■ Work instructions ■
Copy every line from the data below in which the string "exam" can be found.

--- start of Materials provided ---

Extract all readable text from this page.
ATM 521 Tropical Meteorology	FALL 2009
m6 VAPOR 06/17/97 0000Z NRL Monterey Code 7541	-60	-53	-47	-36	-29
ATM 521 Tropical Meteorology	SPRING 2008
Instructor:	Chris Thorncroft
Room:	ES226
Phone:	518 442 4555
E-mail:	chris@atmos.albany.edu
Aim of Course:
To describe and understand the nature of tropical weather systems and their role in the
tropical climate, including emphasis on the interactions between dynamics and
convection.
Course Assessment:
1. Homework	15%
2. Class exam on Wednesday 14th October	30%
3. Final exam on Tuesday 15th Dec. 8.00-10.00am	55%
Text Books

--- end of Materials provided ---
--- start of Materials provided ---

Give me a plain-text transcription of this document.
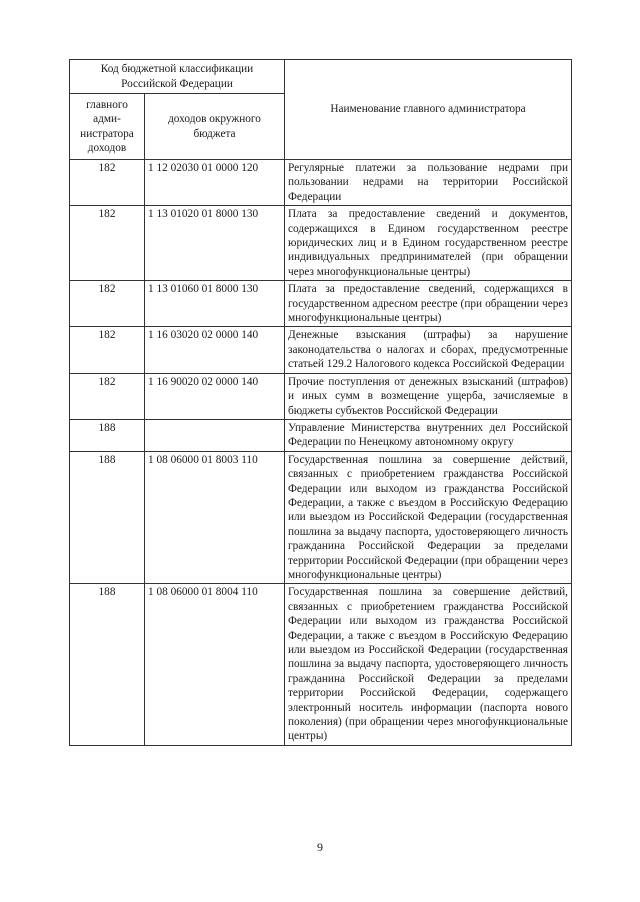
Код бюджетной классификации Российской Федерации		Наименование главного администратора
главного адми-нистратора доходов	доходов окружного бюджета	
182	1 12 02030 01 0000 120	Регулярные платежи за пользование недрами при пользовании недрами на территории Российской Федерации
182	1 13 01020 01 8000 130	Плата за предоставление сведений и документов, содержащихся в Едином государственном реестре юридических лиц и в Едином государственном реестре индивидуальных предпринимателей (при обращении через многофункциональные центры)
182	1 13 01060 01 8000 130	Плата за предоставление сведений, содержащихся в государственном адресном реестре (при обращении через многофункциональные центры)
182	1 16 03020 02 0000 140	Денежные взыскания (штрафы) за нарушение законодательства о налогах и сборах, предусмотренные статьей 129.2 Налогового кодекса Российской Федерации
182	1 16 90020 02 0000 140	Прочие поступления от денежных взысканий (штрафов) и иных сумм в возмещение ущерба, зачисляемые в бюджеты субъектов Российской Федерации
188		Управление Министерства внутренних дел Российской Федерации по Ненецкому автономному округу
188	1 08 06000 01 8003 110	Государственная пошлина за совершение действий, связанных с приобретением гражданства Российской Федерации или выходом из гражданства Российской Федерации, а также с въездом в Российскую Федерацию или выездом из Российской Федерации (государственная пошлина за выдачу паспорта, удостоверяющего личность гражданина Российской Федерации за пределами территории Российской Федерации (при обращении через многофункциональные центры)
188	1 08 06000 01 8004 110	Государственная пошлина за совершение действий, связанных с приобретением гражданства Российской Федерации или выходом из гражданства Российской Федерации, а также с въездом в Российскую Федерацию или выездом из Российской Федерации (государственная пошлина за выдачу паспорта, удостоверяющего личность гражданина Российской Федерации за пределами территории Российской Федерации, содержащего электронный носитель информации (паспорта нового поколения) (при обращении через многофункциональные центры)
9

--- end of Materials provided ---

■ Task result ■
2. Class exam on Wednesday 14th October	30%
3. Final exam on Tuesday 15th Dec. 8.00-10.00am	55%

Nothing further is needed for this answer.